● **ACTION ITEM**:
Would you transcribe the records below exactly, omitting every picture?

*** ENTRIES SUPPLIED Section Begins ***

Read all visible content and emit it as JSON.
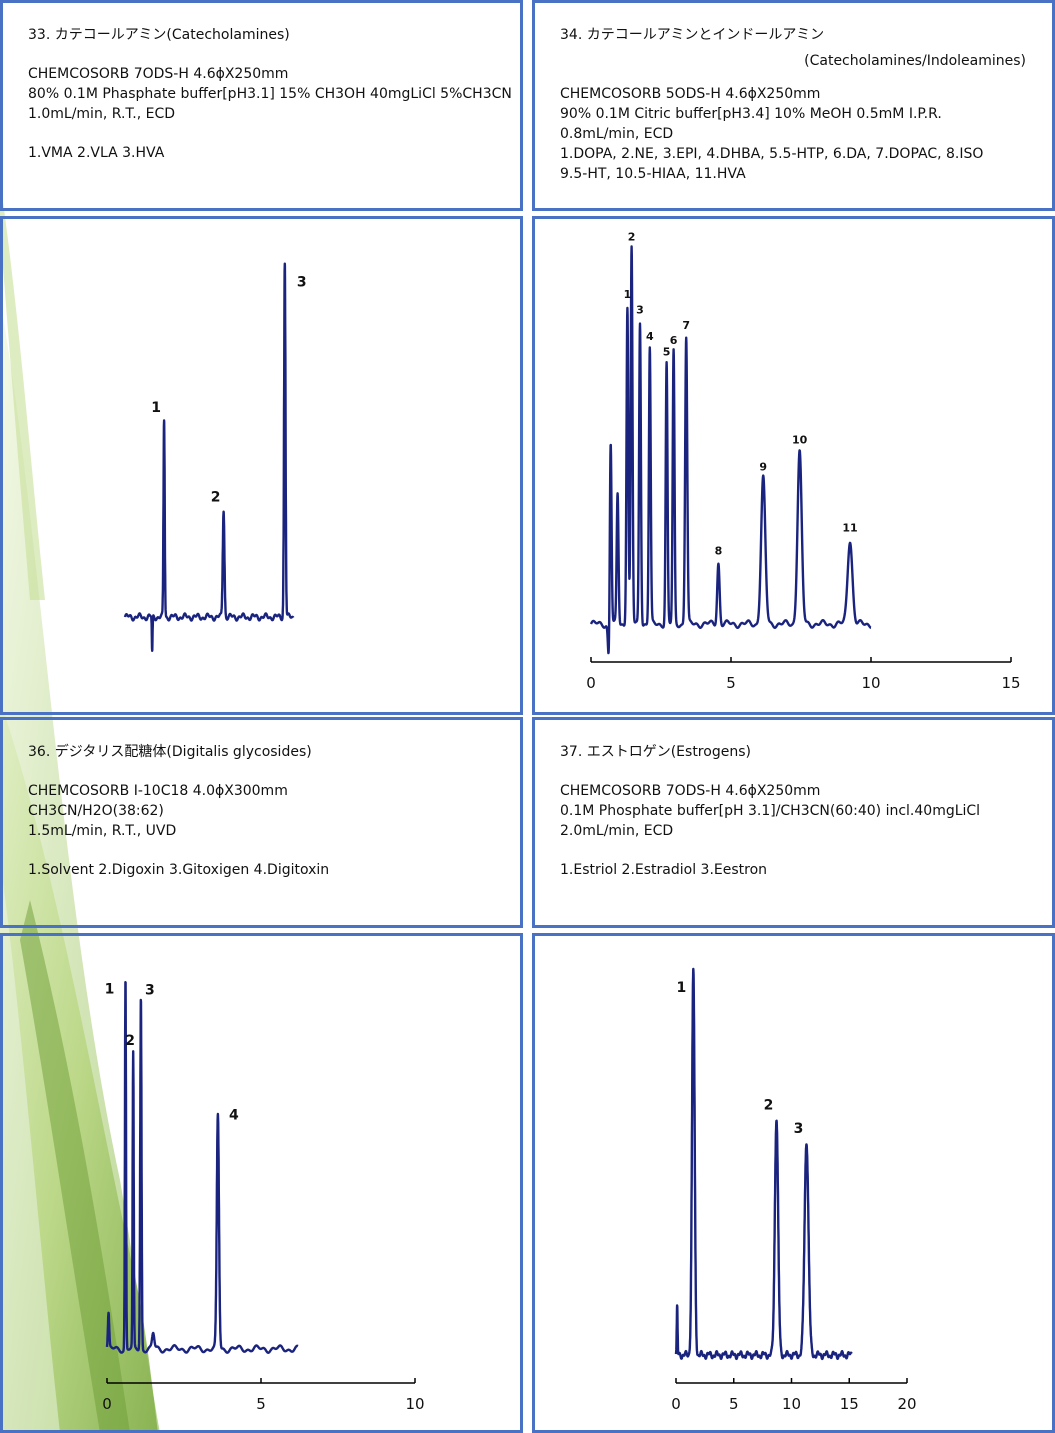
{
  "panels": {
    "p33": {
      "title": "33. カテコールアミン(Catecholamines)",
      "column": "CHEMCOSORB 7ODS-H 4.6ϕX250mm",
      "mobile_phase": "80% 0.1M Phasphate buffer[pH3.1] 15% CH3OH 40mgLiCl 5%CH3CN",
      "conditions": "1.0mL/min, R.T., ECD",
      "peaks": "1.VMA 2.VLA 3.HVA"
    },
    "p34": {
      "title": "34. カテコールアミンとインドールアミン",
      "subtitle": "(Catecholamines/Indoleamines)",
      "column": "CHEMCOSORB 5ODS-H 4.6ϕX250mm",
      "mobile_phase": "90% 0.1M Citric buffer[pH3.4] 10% MeOH 0.5mM I.P.R.",
      "conditions": "0.8mL/min, ECD",
      "peaks_line1": "1.DOPA, 2.NE, 3.EPI, 4.DHBA, 5.5-HTP, 6.DA, 7.DOPAC, 8.ISO",
      "peaks_line2": "9.5-HT, 10.5-HIAA, 11.HVA"
    },
    "p36": {
      "title": "36. デジタリス配糖体(Digitalis glycosides)",
      "column": "CHEMCOSORB I-10C18 4.0ϕX300mm",
      "mobile_phase": "CH3CN/H2O(38:62)",
      "conditions": "1.5mL/min, R.T., UVD",
      "peaks": "1.Solvent 2.Digoxin 3.Gitoxigen 4.Digitoxin"
    },
    "p37": {
      "title": "37. エストロゲン(Estrogens)",
      "column": "CHEMCOSORB 7ODS-H 4.6ϕX250mm",
      "mobile_phase": "0.1M Phosphate buffer[pH 3.1]/CH3CN(60:40) incl.40mgLiCl",
      "conditions": "2.0mL/min, ECD",
      "peaks": "1.Estriol 2.Estradiol 3.Eestron"
    }
  },
  "colors": {
    "border": "#4a72c4",
    "trace": "#1a237e",
    "background_accent": "#a5c85a"
  },
  "chart_data": [
    {
      "id": "c33",
      "type": "line",
      "x_axis_shown": false,
      "xlim": [
        0,
        10
      ],
      "ylim": [
        0,
        100
      ],
      "peaks": [
        {
          "label": "1",
          "x": 2.3,
          "height": 55,
          "width": 0.05
        },
        {
          "label": "2",
          "x": 5.8,
          "height": 30,
          "width": 0.07
        },
        {
          "label": "3",
          "x": 9.4,
          "height": 99,
          "width": 0.06
        }
      ]
    },
    {
      "id": "c34",
      "type": "line",
      "x_axis_shown": true,
      "xlim": [
        0,
        15
      ],
      "xticks": [
        "0",
        "5",
        "10",
        "15"
      ],
      "ylim": [
        0,
        100
      ],
      "peaks": [
        {
          "label": "",
          "x": 0.7,
          "height": 52,
          "width": 0.03
        },
        {
          "label": "",
          "x": 0.95,
          "height": 34,
          "width": 0.03
        },
        {
          "label": "1",
          "x": 1.3,
          "height": 83,
          "width": 0.03
        },
        {
          "label": "2",
          "x": 1.45,
          "height": 98,
          "width": 0.03
        },
        {
          "label": "3",
          "x": 1.75,
          "height": 79,
          "width": 0.03
        },
        {
          "label": "4",
          "x": 2.1,
          "height": 72,
          "width": 0.03
        },
        {
          "label": "5",
          "x": 2.7,
          "height": 68,
          "width": 0.03
        },
        {
          "label": "6",
          "x": 2.95,
          "height": 71,
          "width": 0.03
        },
        {
          "label": "7",
          "x": 3.4,
          "height": 75,
          "width": 0.035
        },
        {
          "label": "8",
          "x": 4.55,
          "height": 16,
          "width": 0.04
        },
        {
          "label": "9",
          "x": 6.15,
          "height": 38,
          "width": 0.07
        },
        {
          "label": "10",
          "x": 7.45,
          "height": 45,
          "width": 0.07
        },
        {
          "label": "11",
          "x": 9.25,
          "height": 22,
          "width": 0.08
        }
      ]
    },
    {
      "id": "c36",
      "type": "line",
      "x_axis_shown": true,
      "xlim": [
        0,
        10
      ],
      "xticks": [
        "0",
        "5",
        "10"
      ],
      "ylim": [
        0,
        100
      ],
      "peaks": [
        {
          "label": "1",
          "x": 0.6,
          "height": 98,
          "width": 0.025
        },
        {
          "label": "2",
          "x": 0.85,
          "height": 78,
          "width": 0.025
        },
        {
          "label": "3",
          "x": 1.1,
          "height": 93,
          "width": 0.03
        },
        {
          "label": "4",
          "x": 3.6,
          "height": 62,
          "width": 0.05
        }
      ]
    },
    {
      "id": "c37",
      "type": "line",
      "x_axis_shown": true,
      "xlim": [
        0,
        20
      ],
      "xticks": [
        "0",
        "5",
        "10",
        "15",
        "20"
      ],
      "ylim": [
        0,
        100
      ],
      "peaks": [
        {
          "label": "1",
          "x": 1.5,
          "height": 99,
          "width": 0.08
        },
        {
          "label": "2",
          "x": 8.7,
          "height": 61,
          "width": 0.1
        },
        {
          "label": "3",
          "x": 11.3,
          "height": 55,
          "width": 0.12
        }
      ]
    }
  ]
}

*** ENTRIES SUPPLIED Section Ends ***

● **TASK ANSWER**:
Read all visible content and emit it as JSON.
{
  "panels": {
    "p33": {
      "title": "33. カテコールアミン(Catecholamines)",
      "column": "CHEMCOSORB 7ODS-H 4.6ϕX250mm",
      "mobile_phase": "80% 0.1M Phasphate buffer[pH3.1] 15% CH3OH 40mgLiCl 5%CH3CN",
      "conditions": "1.0mL/min, R.T., ECD",
      "peaks": "1.VMA 2.VLA 3.HVA"
    },
    "p34": {
      "title": "34. カテコールアミンとインドールアミン",
      "subtitle": "(Catecholamines/Indoleamines)",
      "column": "CHEMCOSORB 5ODS-H 4.6ϕX250mm",
      "mobile_phase": "90% 0.1M Citric buffer[pH3.4] 10% MeOH 0.5mM I.P.R.",
      "conditions": "0.8mL/min, ECD",
      "peaks_line1": "1.DOPA, 2.NE, 3.EPI, 4.DHBA, 5.5-HTP, 6.DA, 7.DOPAC, 8.ISO",
      "peaks_line2": "9.5-HT, 10.5-HIAA, 11.HVA"
    },
    "p36": {
      "title": "36. デジタリス配糖体(Digitalis glycosides)",
      "column": "CHEMCOSORB I-10C18 4.0ϕX300mm",
      "mobile_phase": "CH3CN/H2O(38:62)",
      "conditions": "1.5mL/min, R.T., UVD",
      "peaks": "1.Solvent 2.Digoxin 3.Gitoxigen 4.Digitoxin"
    },
    "p37": {
      "title": "37. エストロゲン(Estrogens)",
      "column": "CHEMCOSORB 7ODS-H 4.6ϕX250mm",
      "mobile_phase": "0.1M Phosphate buffer[pH 3.1]/CH3CN(60:40) incl.40mgLiCl",
      "conditions": "2.0mL/min, ECD",
      "peaks": "1.Estriol 2.Estradiol 3.Eestron"
    }
  },
  "colors": {
    "border": "#4a72c4",
    "trace": "#1a237e",
    "background_accent": "#a5c85a"
  },
  "chart_data": [
    {
      "id": "c33",
      "type": "line",
      "x_axis_shown": false,
      "xlim": [
        0,
        10
      ],
      "ylim": [
        0,
        100
      ],
      "peaks": [
        {
          "label": "1",
          "x": 2.3,
          "height": 55,
          "width": 0.05
        },
        {
          "label": "2",
          "x": 5.8,
          "height": 30,
          "width": 0.07
        },
        {
          "label": "3",
          "x": 9.4,
          "height": 99,
          "width": 0.06
        }
      ]
    },
    {
      "id": "c34",
      "type": "line",
      "x_axis_shown": true,
      "xlim": [
        0,
        15
      ],
      "xticks": [
        "0",
        "5",
        "10",
        "15"
      ],
      "ylim": [
        0,
        100
      ],
      "peaks": [
        {
          "label": "",
          "x": 0.7,
          "height": 52,
          "width": 0.03
        },
        {
          "label": "",
          "x": 0.95,
          "height": 34,
          "width": 0.03
        },
        {
          "label": "1",
          "x": 1.3,
          "height": 83,
          "width": 0.03
        },
        {
          "label": "2",
          "x": 1.45,
          "height": 98,
          "width": 0.03
        },
        {
          "label": "3",
          "x": 1.75,
          "height": 79,
          "width": 0.03
        },
        {
          "label": "4",
          "x": 2.1,
          "height": 72,
          "width": 0.03
        },
        {
          "label": "5",
          "x": 2.7,
          "height": 68,
          "width": 0.03
        },
        {
          "label": "6",
          "x": 2.95,
          "height": 71,
          "width": 0.03
        },
        {
          "label": "7",
          "x": 3.4,
          "height": 75,
          "width": 0.035
        },
        {
          "label": "8",
          "x": 4.55,
          "height": 16,
          "width": 0.04
        },
        {
          "label": "9",
          "x": 6.15,
          "height": 38,
          "width": 0.07
        },
        {
          "label": "10",
          "x": 7.45,
          "height": 45,
          "width": 0.07
        },
        {
          "label": "11",
          "x": 9.25,
          "height": 22,
          "width": 0.08
        }
      ]
    },
    {
      "id": "c36",
      "type": "line",
      "x_axis_shown": true,
      "xlim": [
        0,
        10
      ],
      "xticks": [
        "0",
        "5",
        "10"
      ],
      "ylim": [
        0,
        100
      ],
      "peaks": [
        {
          "label": "1",
          "x": 0.6,
          "height": 98,
          "width": 0.025
        },
        {
          "label": "2",
          "x": 0.85,
          "height": 78,
          "width": 0.025
        },
        {
          "label": "3",
          "x": 1.1,
          "height": 93,
          "width": 0.03
        },
        {
          "label": "4",
          "x": 3.6,
          "height": 62,
          "width": 0.05
        }
      ]
    },
    {
      "id": "c37",
      "type": "line",
      "x_axis_shown": true,
      "xlim": [
        0,
        20
      ],
      "xticks": [
        "0",
        "5",
        "10",
        "15",
        "20"
      ],
      "ylim": [
        0,
        100
      ],
      "peaks": [
        {
          "label": "1",
          "x": 1.5,
          "height": 99,
          "width": 0.08
        },
        {
          "label": "2",
          "x": 8.7,
          "height": 61,
          "width": 0.1
        },
        {
          "label": "3",
          "x": 11.3,
          "height": 55,
          "width": 0.12
        }
      ]
    }
  ]
}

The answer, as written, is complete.